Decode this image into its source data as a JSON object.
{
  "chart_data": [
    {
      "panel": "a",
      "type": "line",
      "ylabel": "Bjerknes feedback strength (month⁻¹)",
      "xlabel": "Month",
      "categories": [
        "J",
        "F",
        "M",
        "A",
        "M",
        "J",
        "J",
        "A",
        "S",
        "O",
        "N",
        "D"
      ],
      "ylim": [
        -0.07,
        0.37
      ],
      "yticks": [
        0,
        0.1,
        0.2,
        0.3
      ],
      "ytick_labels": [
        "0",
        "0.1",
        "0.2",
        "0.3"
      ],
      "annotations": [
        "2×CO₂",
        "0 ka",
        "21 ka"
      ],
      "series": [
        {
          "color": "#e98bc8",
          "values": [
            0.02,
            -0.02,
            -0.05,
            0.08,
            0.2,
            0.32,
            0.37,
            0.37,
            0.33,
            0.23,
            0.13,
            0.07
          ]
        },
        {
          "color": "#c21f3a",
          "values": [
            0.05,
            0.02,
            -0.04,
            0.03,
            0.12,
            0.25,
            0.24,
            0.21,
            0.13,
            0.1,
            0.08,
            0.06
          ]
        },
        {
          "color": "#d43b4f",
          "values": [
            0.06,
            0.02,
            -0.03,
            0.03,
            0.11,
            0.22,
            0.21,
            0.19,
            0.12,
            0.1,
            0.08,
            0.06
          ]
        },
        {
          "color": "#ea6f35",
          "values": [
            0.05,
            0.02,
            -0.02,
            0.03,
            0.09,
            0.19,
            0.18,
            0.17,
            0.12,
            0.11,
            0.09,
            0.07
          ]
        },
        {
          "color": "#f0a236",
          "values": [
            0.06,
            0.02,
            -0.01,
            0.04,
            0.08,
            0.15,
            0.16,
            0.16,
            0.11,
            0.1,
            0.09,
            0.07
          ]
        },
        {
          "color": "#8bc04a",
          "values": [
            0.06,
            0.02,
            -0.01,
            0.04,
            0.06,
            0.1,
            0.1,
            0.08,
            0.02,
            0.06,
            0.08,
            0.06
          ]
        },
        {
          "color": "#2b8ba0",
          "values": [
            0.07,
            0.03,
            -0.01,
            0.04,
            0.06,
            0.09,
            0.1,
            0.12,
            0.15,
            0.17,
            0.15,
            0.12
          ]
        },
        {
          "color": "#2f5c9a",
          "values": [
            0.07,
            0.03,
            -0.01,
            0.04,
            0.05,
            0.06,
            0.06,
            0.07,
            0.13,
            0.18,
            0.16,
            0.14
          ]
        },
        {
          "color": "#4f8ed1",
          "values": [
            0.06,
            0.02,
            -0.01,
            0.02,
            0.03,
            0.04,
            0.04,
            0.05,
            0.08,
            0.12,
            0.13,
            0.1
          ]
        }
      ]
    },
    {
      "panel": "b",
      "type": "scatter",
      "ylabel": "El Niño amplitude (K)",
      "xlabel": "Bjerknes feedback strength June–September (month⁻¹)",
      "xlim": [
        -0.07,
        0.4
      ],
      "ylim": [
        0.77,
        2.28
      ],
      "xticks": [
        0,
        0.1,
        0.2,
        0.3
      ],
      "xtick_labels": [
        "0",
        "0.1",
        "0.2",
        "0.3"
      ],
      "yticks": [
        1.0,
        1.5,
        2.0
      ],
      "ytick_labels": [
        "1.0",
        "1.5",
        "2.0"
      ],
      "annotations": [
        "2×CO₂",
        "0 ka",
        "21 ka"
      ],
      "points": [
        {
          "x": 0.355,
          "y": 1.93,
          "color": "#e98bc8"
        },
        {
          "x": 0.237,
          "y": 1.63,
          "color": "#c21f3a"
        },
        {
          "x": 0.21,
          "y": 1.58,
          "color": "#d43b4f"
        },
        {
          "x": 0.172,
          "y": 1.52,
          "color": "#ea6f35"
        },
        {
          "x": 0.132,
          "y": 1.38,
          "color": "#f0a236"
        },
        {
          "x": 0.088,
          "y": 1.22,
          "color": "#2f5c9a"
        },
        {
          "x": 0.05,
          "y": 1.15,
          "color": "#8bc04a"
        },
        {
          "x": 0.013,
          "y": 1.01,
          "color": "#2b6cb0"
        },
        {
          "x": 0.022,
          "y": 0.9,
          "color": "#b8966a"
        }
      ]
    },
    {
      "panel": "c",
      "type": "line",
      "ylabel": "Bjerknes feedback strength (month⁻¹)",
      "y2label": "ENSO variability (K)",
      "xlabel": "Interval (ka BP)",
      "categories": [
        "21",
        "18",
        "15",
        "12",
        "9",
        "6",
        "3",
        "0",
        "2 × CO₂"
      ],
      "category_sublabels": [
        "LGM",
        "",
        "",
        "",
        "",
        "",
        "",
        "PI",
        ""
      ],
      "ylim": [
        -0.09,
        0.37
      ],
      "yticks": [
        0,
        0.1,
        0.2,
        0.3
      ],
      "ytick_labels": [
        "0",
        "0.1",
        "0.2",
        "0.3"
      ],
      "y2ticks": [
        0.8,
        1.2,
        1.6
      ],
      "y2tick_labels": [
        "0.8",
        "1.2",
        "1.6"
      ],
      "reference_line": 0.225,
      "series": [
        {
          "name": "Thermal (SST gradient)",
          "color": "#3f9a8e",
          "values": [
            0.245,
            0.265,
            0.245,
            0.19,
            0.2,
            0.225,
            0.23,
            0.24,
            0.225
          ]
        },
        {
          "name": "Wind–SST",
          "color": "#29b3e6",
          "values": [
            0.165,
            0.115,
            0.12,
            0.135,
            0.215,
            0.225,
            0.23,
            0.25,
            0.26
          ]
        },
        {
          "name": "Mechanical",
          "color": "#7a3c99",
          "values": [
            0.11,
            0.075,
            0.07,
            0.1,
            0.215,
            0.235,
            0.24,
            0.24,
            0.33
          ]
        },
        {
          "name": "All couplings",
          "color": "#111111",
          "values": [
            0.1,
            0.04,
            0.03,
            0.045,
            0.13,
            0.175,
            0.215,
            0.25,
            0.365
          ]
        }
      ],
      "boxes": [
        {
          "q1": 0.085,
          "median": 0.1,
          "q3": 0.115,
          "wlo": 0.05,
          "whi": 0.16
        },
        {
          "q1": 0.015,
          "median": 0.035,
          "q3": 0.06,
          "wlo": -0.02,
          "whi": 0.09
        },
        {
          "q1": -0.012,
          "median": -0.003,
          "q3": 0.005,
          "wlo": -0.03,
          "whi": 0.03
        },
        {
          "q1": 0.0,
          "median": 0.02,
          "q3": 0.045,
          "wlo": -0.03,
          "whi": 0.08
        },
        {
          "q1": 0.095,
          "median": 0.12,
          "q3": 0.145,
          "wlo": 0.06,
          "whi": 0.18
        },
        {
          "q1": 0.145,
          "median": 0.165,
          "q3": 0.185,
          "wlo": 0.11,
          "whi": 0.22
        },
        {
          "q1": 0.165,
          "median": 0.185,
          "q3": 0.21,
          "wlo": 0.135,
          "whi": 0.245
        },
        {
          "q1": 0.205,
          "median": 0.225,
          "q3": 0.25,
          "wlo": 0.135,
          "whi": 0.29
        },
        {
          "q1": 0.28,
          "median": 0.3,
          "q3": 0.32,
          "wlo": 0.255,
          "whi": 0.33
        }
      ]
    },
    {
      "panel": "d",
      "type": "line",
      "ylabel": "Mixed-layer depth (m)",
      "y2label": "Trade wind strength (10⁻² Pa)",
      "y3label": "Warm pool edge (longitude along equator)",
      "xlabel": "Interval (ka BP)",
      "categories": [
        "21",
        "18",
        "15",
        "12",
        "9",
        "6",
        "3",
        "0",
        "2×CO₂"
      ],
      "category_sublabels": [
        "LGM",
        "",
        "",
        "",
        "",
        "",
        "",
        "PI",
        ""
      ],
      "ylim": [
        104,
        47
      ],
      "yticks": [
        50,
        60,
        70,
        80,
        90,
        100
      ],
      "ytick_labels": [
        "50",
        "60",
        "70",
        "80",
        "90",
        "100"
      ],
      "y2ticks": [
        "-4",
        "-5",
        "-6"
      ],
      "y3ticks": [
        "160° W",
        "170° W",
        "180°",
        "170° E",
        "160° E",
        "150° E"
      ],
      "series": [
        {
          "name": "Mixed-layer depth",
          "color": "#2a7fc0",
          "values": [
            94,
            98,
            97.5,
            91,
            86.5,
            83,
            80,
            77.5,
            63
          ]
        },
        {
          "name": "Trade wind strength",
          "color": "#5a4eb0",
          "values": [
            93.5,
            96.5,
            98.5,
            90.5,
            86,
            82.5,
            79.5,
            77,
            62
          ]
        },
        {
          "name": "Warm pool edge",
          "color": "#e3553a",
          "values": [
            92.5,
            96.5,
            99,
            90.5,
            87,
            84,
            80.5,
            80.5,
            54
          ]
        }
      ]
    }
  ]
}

Your objective - From the entries above, copy every line containing the word "Warm".

Exercise solution -
      "y3label": "Warm pool edge (longitude along equator)",
          "name": "Warm pool edge",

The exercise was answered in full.